= TASK MATERIAL =

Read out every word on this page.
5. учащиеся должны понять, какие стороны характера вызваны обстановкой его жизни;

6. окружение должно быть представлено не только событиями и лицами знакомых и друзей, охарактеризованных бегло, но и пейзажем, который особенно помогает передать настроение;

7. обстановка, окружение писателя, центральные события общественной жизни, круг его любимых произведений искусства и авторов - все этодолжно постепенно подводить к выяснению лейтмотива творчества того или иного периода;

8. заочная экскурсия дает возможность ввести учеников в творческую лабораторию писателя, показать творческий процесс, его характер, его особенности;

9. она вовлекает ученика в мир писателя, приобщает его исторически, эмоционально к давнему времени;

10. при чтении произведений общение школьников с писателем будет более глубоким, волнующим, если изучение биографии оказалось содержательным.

= PROBLEM DETAILS =
In the listing, find each line with the string "произведений" and copy it.

= TASK SOLUTION =
7. обстановка, окружение писателя, центральные события общественной жизни, круг его любимых произведений искусства и авторов - все этодолжно постепенно подводить к выяснению лейтмотива творчества того или иного периода;
10. при чтении произведений общение школьников с писателем будет более глубоким, волнующим, если изучение биографии оказалось содержательным.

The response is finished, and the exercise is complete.